▶ _EXERCISE INSTRUCTIONS_
Among the lines of this listing, determine how many contain the string "history". Answer with the number only.

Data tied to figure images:
— Begin —
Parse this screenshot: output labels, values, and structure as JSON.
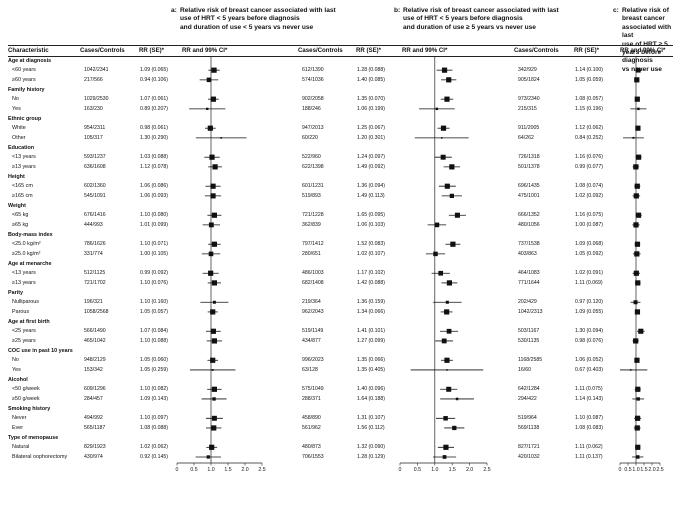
{
  "panels": [
    {
      "letter": "a:",
      "title": [
        "Relative risk of breast cancer associated with last",
        "use of HRT < 5 years before diagnosis",
        "and duration of use < 5 years vs never use"
      ]
    },
    {
      "letter": "b:",
      "title": [
        "Relative risk of breast cancer associated with last",
        "use of HRT < 5 years before diagnosis",
        "and duration of use ≥ 5 years vs never use"
      ]
    },
    {
      "letter": "c:",
      "title": [
        "Relative risk of breast cancer associated with last",
        "use of HRT ≥ 5 years before diagnosis",
        "vs never use"
      ]
    }
  ],
  "headers": {
    "characteristic": "Characteristic",
    "cases": "Cases/Controls",
    "rr": "RR (SE)*",
    "ci": "RR and 99% CI*"
  },
  "axis_ticks": [
    "0",
    "0.5",
    "1.0",
    "1.5",
    "2.0",
    "2.5"
  ],
  "chart_data": {
    "type": "forest",
    "x_range": [
      0,
      2.5
    ],
    "reference_line": 1.0,
    "rows": [
      {
        "type": "cat",
        "label": "Age at diagnosis"
      },
      {
        "type": "row",
        "label": "<60 years",
        "a": [
          "1042/2341",
          "1.09 (0.065)"
        ],
        "b": [
          "612/1390",
          "1.28 (0.088)"
        ],
        "c": [
          "342/929",
          "1.14 (0.100)"
        ]
      },
      {
        "type": "row",
        "label": "≥60 years",
        "a": [
          "217/566",
          "0.94 (0.106)"
        ],
        "b": [
          "574/1036",
          "1.40 (0.085)"
        ],
        "c": [
          "905/1824",
          "1.05 (0.059)"
        ]
      },
      {
        "type": "cat",
        "label": "Family history"
      },
      {
        "type": "row",
        "label": "No",
        "a": [
          "1029/2530",
          "1.07 (0.061)"
        ],
        "b": [
          "902/2058",
          "1.35 (0.070)"
        ],
        "c": [
          "973/2340",
          "1.08 (0.057)"
        ]
      },
      {
        "type": "row",
        "label": "Yes",
        "a": [
          "163/230",
          "0.89 (0.207)"
        ],
        "b": [
          "188/246",
          "1.06 (0.199)"
        ],
        "c": [
          "215/315",
          "1.15 (0.196)"
        ]
      },
      {
        "type": "cat",
        "label": "Ethnic group"
      },
      {
        "type": "row",
        "label": "White",
        "a": [
          "954/2311",
          "0.98 (0.061)"
        ],
        "b": [
          "947/2013",
          "1.25 (0.067)"
        ],
        "c": [
          "911/2005",
          "1.12 (0.062)"
        ]
      },
      {
        "type": "row",
        "label": "Other",
        "a": [
          "105/317",
          "1.30 (0.290)"
        ],
        "b": [
          "60/220",
          "1.20 (0.301)"
        ],
        "c": [
          "64/262",
          "0.84 (0.252)"
        ]
      },
      {
        "type": "cat",
        "label": "Education"
      },
      {
        "type": "row",
        "label": "<13 years",
        "a": [
          "593/1237",
          "1.03 (0.088)"
        ],
        "b": [
          "522/960",
          "1.24 (0.097)"
        ],
        "c": [
          "726/1318",
          "1.16 (0.076)"
        ]
      },
      {
        "type": "row",
        "label": "≥13 years",
        "a": [
          "636/1608",
          "1.12 (0.078)"
        ],
        "b": [
          "622/1398",
          "1.49 (0.092)"
        ],
        "c": [
          "501/1378",
          "0.99 (0.077)"
        ]
      },
      {
        "type": "cat",
        "label": "Height"
      },
      {
        "type": "row",
        "label": "<165 cm",
        "a": [
          "602/1360",
          "1.06 (0.086)"
        ],
        "b": [
          "601/1231",
          "1.36 (0.094)"
        ],
        "c": [
          "696/1435",
          "1.08 (0.074)"
        ]
      },
      {
        "type": "row",
        "label": "≥165 cm",
        "a": [
          "545/1091",
          "1.06 (0.093)"
        ],
        "b": [
          "519/893",
          "1.49 (0.113)"
        ],
        "c": [
          "475/1001",
          "1.02 (0.092)"
        ]
      },
      {
        "type": "cat",
        "label": "Weight"
      },
      {
        "type": "row",
        "label": "<65 kg",
        "a": [
          "676/1416",
          "1.10 (0.080)"
        ],
        "b": [
          "721/1228",
          "1.65 (0.095)"
        ],
        "c": [
          "666/1352",
          "1.16 (0.075)"
        ]
      },
      {
        "type": "row",
        "label": "≥65 kg",
        "a": [
          "444/993",
          "1.01 (0.099)"
        ],
        "b": [
          "362/839",
          "1.06 (0.103)"
        ],
        "c": [
          "480/1056",
          "1.00 (0.087)"
        ]
      },
      {
        "type": "cat",
        "label": "Body-mass index"
      },
      {
        "type": "row",
        "label": "<25.0 kg/m²",
        "a": [
          "786/1626",
          "1.10 (0.071)"
        ],
        "b": [
          "797/1412",
          "1.52 (0.083)"
        ],
        "c": [
          "737/1538",
          "1.09 (0.068)"
        ]
      },
      {
        "type": "row",
        "label": "≥25.0 kg/m²",
        "a": [
          "331/774",
          "1.00 (0.105)"
        ],
        "b": [
          "280/651",
          "1.02 (0.107)"
        ],
        "c": [
          "403/863",
          "1.05 (0.092)"
        ]
      },
      {
        "type": "cat",
        "label": "Age at menarche"
      },
      {
        "type": "row",
        "label": "<13 years",
        "a": [
          "512/1125",
          "0.99 (0.092)"
        ],
        "b": [
          "486/1003",
          "1.17 (0.102)"
        ],
        "c": [
          "464/1083",
          "1.02 (0.091)"
        ]
      },
      {
        "type": "row",
        "label": "≥13 years",
        "a": [
          "721/1702",
          "1.10 (0.076)"
        ],
        "b": [
          "682/1408",
          "1.42 (0.088)"
        ],
        "c": [
          "771/1644",
          "1.11 (0.069)"
        ]
      },
      {
        "type": "cat",
        "label": "Parity"
      },
      {
        "type": "row",
        "label": "Nulliparous",
        "a": [
          "196/321",
          "1.10 (0.160)"
        ],
        "b": [
          "219/364",
          "1.36 (0.159)"
        ],
        "c": [
          "202/429",
          "0.97 (0.120)"
        ]
      },
      {
        "type": "row",
        "label": "Parous",
        "a": [
          "1058/2568",
          "1.05 (0.057)"
        ],
        "b": [
          "962/2043",
          "1.34 (0.066)"
        ],
        "c": [
          "1042/2313",
          "1.09 (0.055)"
        ]
      },
      {
        "type": "cat",
        "label": "Age at first birth"
      },
      {
        "type": "row",
        "label": "<25 years",
        "a": [
          "566/1490",
          "1.07 (0.084)"
        ],
        "b": [
          "519/1149",
          "1.41 (0.101)"
        ],
        "c": [
          "503/1167",
          "1.30 (0.094)"
        ]
      },
      {
        "type": "row",
        "label": "≥25 years",
        "a": [
          "465/1042",
          "1.10 (0.088)"
        ],
        "b": [
          "434/877",
          "1.27 (0.099)"
        ],
        "c": [
          "530/1135",
          "0.98 (0.076)"
        ]
      },
      {
        "type": "cat",
        "label": "COC use in past 10 years"
      },
      {
        "type": "row",
        "label": "No",
        "a": [
          "948/2129",
          "1.05 (0.060)"
        ],
        "b": [
          "996/2023",
          "1.35 (0.066)"
        ],
        "c": [
          "1168/2585",
          "1.06 (0.052)"
        ]
      },
      {
        "type": "row",
        "label": "Yes",
        "a": [
          "153/342",
          "1.05 (0.259)"
        ],
        "b": [
          "63/128",
          "1.35 (0.405)"
        ],
        "c": [
          "16/60",
          "0.67 (0.403)"
        ]
      },
      {
        "type": "cat",
        "label": "Alcohol"
      },
      {
        "type": "row",
        "label": "<50 g/week",
        "a": [
          "609/1296",
          "1.10 (0.082)"
        ],
        "b": [
          "575/1049",
          "1.40 (0.096)"
        ],
        "c": [
          "642/1284",
          "1.11 (0.075)"
        ]
      },
      {
        "type": "row",
        "label": "≥50 g/week",
        "a": [
          "284/457",
          "1.09 (0.143)"
        ],
        "b": [
          "288/371",
          "1.64 (0.188)"
        ],
        "c": [
          "294/422",
          "1.14 (0.143)"
        ]
      },
      {
        "type": "cat",
        "label": "Smoking history"
      },
      {
        "type": "row",
        "label": "Never",
        "a": [
          "494/992",
          "1.10 (0.097)"
        ],
        "b": [
          "458/890",
          "1.31 (0.107)"
        ],
        "c": [
          "519/964",
          "1.10 (0.087)"
        ]
      },
      {
        "type": "row",
        "label": "Ever",
        "a": [
          "565/1187",
          "1.08 (0.088)"
        ],
        "b": [
          "561/962",
          "1.56 (0.112)"
        ],
        "c": [
          "569/1138",
          "1.08 (0.083)"
        ]
      },
      {
        "type": "cat",
        "label": "Type of menopause"
      },
      {
        "type": "row",
        "label": "Natural",
        "a": [
          "829/1923",
          "1.02 (0.062)"
        ],
        "b": [
          "480/873",
          "1.32 (0.090)"
        ],
        "c": [
          "827/1721",
          "1.11 (0.062)"
        ]
      },
      {
        "type": "row",
        "label": "Bilateral oophorectomy",
        "a": [
          "430/974",
          "0.92 (0.145)"
        ],
        "b": [
          "706/1553",
          "1.28 (0.129)"
        ],
        "c": [
          "420/1032",
          "1.11 (0.137)"
        ]
      }
    ]
  }
}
— End —
▶ _FINISHED TASK_
2